- EXERCISE AIM -
From the data that follows, copy every line holding the string "internet".

- DATA LISTING -
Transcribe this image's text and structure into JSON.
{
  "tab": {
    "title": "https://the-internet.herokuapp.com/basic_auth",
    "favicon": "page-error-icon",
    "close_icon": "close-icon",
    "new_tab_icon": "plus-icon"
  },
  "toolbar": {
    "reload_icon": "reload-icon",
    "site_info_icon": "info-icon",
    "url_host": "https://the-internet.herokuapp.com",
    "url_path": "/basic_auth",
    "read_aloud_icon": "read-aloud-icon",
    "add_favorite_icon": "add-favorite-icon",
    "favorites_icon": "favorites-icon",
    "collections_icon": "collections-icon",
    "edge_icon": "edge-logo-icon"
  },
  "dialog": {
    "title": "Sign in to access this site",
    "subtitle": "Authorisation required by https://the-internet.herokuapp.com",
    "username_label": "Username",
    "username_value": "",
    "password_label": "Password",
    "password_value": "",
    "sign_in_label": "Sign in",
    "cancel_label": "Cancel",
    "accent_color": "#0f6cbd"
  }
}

- RESULT FOR THIS TASK -
    "title": "https://the-internet.herokuapp.com/basic_auth",
    "url_host": "https://the-internet.herokuapp.com",
    "subtitle": "Authorisation required by https://the-internet.herokuapp.com",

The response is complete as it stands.